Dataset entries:
/---

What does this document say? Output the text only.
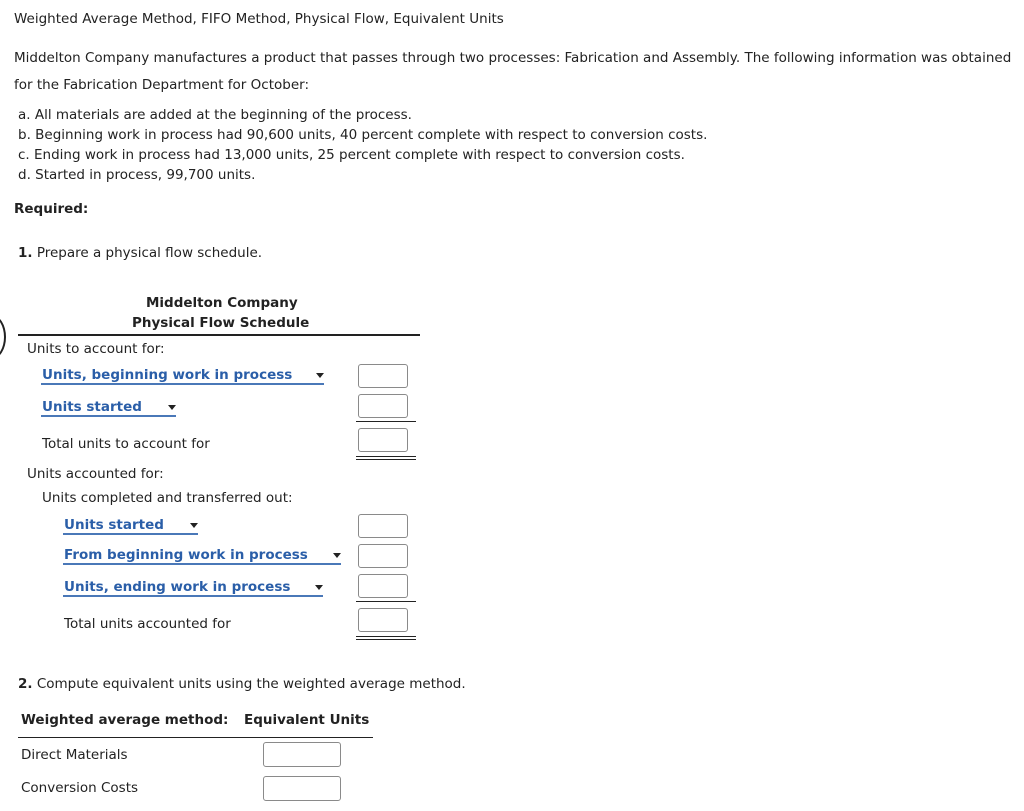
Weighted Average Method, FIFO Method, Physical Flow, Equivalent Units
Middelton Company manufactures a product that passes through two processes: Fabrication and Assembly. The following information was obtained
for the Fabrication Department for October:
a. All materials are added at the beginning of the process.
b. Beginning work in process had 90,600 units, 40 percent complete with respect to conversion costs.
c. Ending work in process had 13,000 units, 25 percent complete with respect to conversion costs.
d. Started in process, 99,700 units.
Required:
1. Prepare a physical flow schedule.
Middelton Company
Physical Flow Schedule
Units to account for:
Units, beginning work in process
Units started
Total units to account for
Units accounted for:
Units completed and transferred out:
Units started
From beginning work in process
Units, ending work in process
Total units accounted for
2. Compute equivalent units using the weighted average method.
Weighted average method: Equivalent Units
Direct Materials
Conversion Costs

\---

> _The task_
Copy all of the entries verbatim, leaving out any pictures they contain.

> _Full solution_
What does this document say? Output the text only.
Weighted Average Method, FIFO Method, Physical Flow, Equivalent Units
Middelton Company manufactures a product that passes through two processes: Fabrication and Assembly. The following information was obtained
for the Fabrication Department for October:
a. All materials are added at the beginning of the process.
b. Beginning work in process had 90,600 units, 40 percent complete with respect to conversion costs.
c. Ending work in process had 13,000 units, 25 percent complete with respect to conversion costs.
d. Started in process, 99,700 units.
Required:
1. Prepare a physical flow schedule.
Middelton Company
Physical Flow Schedule
Units to account for:
Units, beginning work in process
Units started
Total units to account for
Units accounted for:
Units completed and transferred out:
Units started
From beginning work in process
Units, ending work in process
Total units accounted for
2. Compute equivalent units using the weighted average method.
Weighted average method: Equivalent Units
Direct Materials
Conversion Costs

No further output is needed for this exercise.